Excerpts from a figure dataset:
START
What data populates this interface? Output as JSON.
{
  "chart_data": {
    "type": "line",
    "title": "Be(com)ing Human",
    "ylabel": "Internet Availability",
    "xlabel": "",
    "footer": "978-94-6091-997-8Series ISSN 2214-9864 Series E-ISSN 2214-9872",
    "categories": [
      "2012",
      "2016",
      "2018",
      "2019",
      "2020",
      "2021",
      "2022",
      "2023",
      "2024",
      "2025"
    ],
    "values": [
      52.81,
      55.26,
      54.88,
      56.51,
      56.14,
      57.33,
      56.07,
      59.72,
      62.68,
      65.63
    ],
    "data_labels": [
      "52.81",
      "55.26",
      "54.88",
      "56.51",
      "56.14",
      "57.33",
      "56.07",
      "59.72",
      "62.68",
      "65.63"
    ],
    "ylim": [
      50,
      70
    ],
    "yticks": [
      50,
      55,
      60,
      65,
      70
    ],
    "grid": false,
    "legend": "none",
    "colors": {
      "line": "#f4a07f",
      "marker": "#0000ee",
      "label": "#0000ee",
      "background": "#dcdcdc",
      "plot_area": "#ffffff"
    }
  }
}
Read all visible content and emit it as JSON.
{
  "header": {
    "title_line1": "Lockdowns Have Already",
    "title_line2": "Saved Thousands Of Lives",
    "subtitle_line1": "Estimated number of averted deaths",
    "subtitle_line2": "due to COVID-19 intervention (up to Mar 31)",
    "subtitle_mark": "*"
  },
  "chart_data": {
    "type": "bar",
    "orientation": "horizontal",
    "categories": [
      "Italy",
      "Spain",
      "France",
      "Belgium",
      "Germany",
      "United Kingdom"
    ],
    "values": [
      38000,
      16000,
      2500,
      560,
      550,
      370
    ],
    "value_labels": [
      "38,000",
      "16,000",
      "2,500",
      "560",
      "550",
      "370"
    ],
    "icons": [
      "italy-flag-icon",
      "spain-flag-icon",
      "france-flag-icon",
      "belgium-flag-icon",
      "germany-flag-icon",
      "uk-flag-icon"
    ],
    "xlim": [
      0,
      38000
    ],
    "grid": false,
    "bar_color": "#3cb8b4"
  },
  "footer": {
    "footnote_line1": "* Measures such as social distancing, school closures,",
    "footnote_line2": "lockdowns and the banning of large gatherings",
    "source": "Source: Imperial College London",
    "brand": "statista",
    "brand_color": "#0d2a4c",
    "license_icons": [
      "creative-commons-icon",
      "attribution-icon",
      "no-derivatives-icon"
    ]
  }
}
END
WHAT IS REQUIRED: Provide an exact reproduction of all the entries shown above.

EXERCISE OUTPUT:
What data populates this interface? Output as JSON.
{
  "chart_data": {
    "type": "line",
    "title": "Be(com)ing Human",
    "ylabel": "Internet Availability",
    "xlabel": "",
    "footer": "978-94-6091-997-8Series ISSN 2214-9864 Series E-ISSN 2214-9872",
    "categories": [
      "2012",
      "2016",
      "2018",
      "2019",
      "2020",
      "2021",
      "2022",
      "2023",
      "2024",
      "2025"
    ],
    "values": [
      52.81,
      55.26,
      54.88,
      56.51,
      56.14,
      57.33,
      56.07,
      59.72,
      62.68,
      65.63
    ],
    "data_labels": [
      "52.81",
      "55.26",
      "54.88",
      "56.51",
      "56.14",
      "57.33",
      "56.07",
      "59.72",
      "62.68",
      "65.63"
    ],
    "ylim": [
      50,
      70
    ],
    "yticks": [
      50,
      55,
      60,
      65,
      70
    ],
    "grid": false,
    "legend": "none",
    "colors": {
      "line": "#f4a07f",
      "marker": "#0000ee",
      "label": "#0000ee",
      "background": "#dcdcdc",
      "plot_area": "#ffffff"
    }
  }
}
Read all visible content and emit it as JSON.
{
  "header": {
    "title_line1": "Lockdowns Have Already",
    "title_line2": "Saved Thousands Of Lives",
    "subtitle_line1": "Estimated number of averted deaths",
    "subtitle_line2": "due to COVID-19 intervention (up to Mar 31)",
    "subtitle_mark": "*"
  },
  "chart_data": {
    "type": "bar",
    "orientation": "horizontal",
    "categories": [
      "Italy",
      "Spain",
      "France",
      "Belgium",
      "Germany",
      "United Kingdom"
    ],
    "values": [
      38000,
      16000,
      2500,
      560,
      550,
      370
    ],
    "value_labels": [
      "38,000",
      "16,000",
      "2,500",
      "560",
      "550",
      "370"
    ],
    "icons": [
      "italy-flag-icon",
      "spain-flag-icon",
      "france-flag-icon",
      "belgium-flag-icon",
      "germany-flag-icon",
      "uk-flag-icon"
    ],
    "xlim": [
      0,
      38000
    ],
    "grid": false,
    "bar_color": "#3cb8b4"
  },
  "footer": {
    "footnote_line1": "* Measures such as social distancing, school closures,",
    "footnote_line2": "lockdowns and the banning of large gatherings",
    "source": "Source: Imperial College London",
    "brand": "statista",
    "brand_color": "#0d2a4c",
    "license_icons": [
      "creative-commons-icon",
      "attribution-icon",
      "no-derivatives-icon"
    ]
  }
}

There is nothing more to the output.